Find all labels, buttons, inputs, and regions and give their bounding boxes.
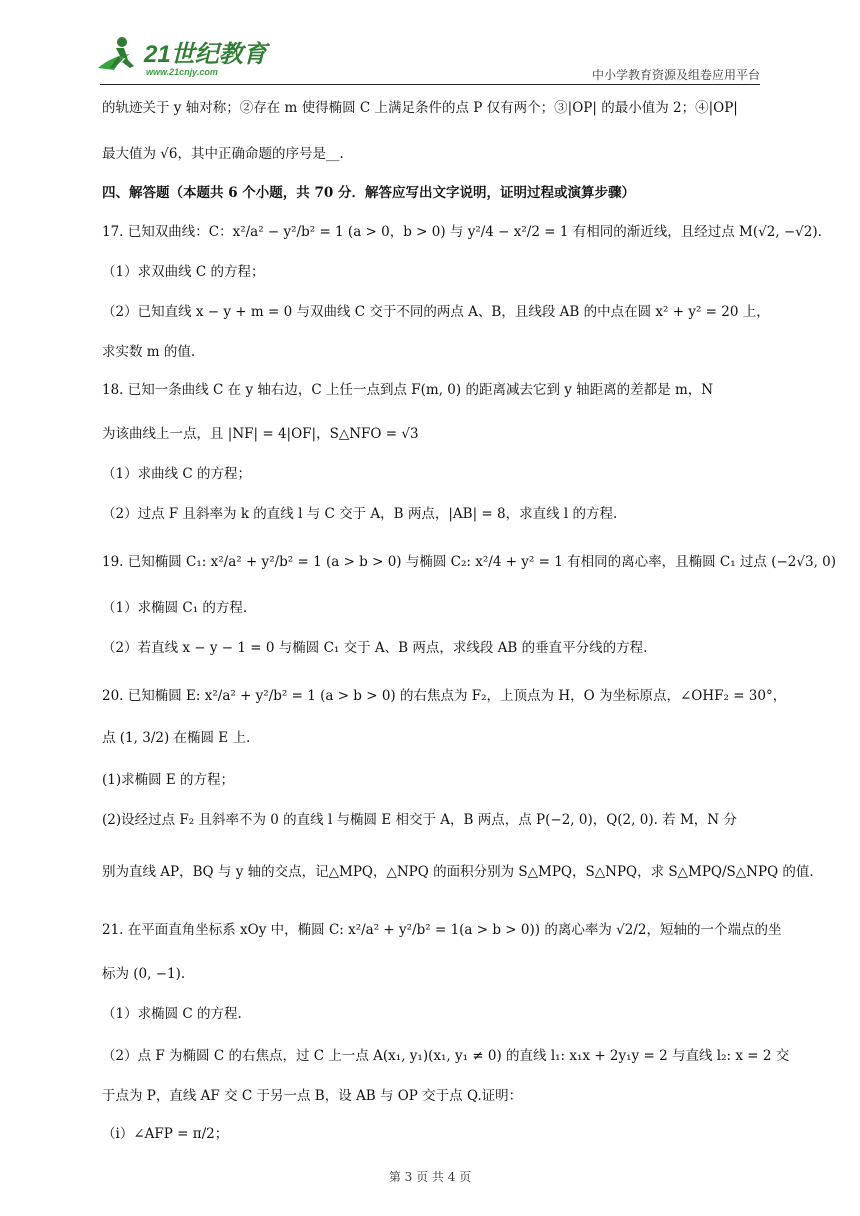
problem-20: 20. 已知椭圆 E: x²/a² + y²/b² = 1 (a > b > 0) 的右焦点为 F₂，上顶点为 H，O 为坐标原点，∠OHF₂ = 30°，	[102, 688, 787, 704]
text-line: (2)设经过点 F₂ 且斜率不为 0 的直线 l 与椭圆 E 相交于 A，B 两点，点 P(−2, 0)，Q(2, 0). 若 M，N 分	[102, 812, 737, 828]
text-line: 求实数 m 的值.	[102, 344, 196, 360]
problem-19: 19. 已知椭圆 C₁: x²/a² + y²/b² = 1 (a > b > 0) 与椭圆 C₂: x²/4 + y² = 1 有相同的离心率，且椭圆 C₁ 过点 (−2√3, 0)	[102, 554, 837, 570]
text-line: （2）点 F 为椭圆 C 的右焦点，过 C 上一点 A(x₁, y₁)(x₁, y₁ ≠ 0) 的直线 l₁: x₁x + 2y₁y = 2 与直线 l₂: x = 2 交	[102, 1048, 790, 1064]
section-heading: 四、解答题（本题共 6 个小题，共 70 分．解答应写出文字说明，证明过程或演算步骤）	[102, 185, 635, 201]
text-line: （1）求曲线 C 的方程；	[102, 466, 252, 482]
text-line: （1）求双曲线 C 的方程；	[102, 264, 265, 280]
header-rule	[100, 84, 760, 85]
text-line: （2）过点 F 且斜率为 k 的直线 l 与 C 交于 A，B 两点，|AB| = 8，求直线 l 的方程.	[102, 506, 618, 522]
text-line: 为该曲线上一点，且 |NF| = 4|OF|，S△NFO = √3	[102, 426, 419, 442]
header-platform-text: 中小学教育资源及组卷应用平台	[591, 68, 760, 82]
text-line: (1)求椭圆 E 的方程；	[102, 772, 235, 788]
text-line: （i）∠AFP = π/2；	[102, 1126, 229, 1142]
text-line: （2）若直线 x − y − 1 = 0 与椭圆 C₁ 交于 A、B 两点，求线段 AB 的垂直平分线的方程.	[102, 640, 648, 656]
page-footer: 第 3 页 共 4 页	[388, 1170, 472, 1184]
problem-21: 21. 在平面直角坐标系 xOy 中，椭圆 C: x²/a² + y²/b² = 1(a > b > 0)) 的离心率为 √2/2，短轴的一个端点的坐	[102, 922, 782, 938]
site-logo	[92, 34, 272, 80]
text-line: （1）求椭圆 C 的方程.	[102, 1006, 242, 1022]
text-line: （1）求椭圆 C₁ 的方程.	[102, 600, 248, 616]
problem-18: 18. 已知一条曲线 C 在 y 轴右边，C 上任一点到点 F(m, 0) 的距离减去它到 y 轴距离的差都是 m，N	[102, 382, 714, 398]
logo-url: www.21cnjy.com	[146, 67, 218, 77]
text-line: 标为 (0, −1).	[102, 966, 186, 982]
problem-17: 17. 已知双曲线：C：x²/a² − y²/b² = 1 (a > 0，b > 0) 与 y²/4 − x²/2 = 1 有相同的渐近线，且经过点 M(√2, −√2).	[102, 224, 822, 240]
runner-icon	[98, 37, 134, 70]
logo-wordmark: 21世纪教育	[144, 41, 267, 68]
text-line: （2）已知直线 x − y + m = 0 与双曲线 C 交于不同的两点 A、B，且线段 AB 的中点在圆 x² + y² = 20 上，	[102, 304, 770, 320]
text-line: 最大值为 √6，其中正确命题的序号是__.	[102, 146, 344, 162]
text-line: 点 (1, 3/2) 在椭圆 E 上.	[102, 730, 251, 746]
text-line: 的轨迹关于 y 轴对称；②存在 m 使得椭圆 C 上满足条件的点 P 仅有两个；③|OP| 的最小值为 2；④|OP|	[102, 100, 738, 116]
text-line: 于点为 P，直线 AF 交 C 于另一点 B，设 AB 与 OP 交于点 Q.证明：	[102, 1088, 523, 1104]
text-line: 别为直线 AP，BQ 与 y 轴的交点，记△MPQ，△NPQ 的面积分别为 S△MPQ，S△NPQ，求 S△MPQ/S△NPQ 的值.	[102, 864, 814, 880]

########

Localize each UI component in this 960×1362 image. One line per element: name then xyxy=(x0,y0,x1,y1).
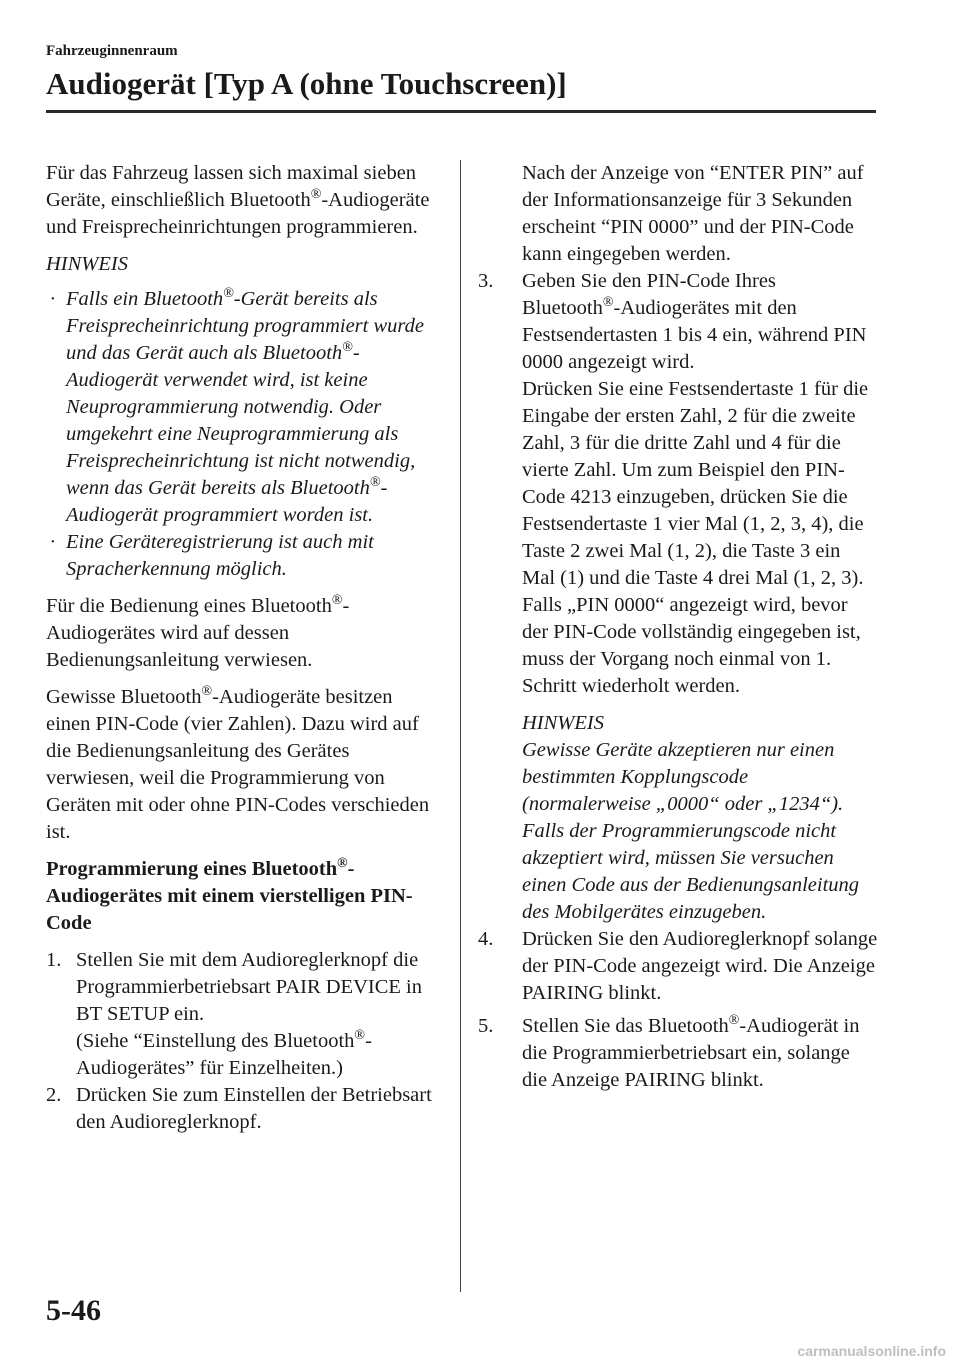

########

Rewrite the lines from the one containing "Find all labels, buttons, inputs, and" through the one containing "problem-19: 19. 已知椭圆", inclusive, with "bounding boxes" replaced by "coordinates" and everything else unchanged. Leave the pictures out.

== The completed task ==
Find all labels, buttons, inputs, and regions and give their coordinates.
problem-20: 20. 已知椭圆 E: x²/a² + y²/b² = 1 (a > b > 0) 的右焦点为 F₂，上顶点为 H，O 为坐标原点，∠OHF₂ = 30°，	[102, 688, 787, 704]
text-line: (2)设经过点 F₂ 且斜率不为 0 的直线 l 与椭圆 E 相交于 A，B 两点，点 P(−2, 0)，Q(2, 0). 若 M，N 分	[102, 812, 737, 828]
text-line: 求实数 m 的值.	[102, 344, 196, 360]
problem-19: 19. 已知椭圆 C₁: x²/a² + y²/b² = 1 (a > b > 0) 与椭圆 C₂: x²/4 + y² = 1 有相同的离心率，且椭圆 C₁ 过点 (−2√3, 0)	[102, 554, 837, 570]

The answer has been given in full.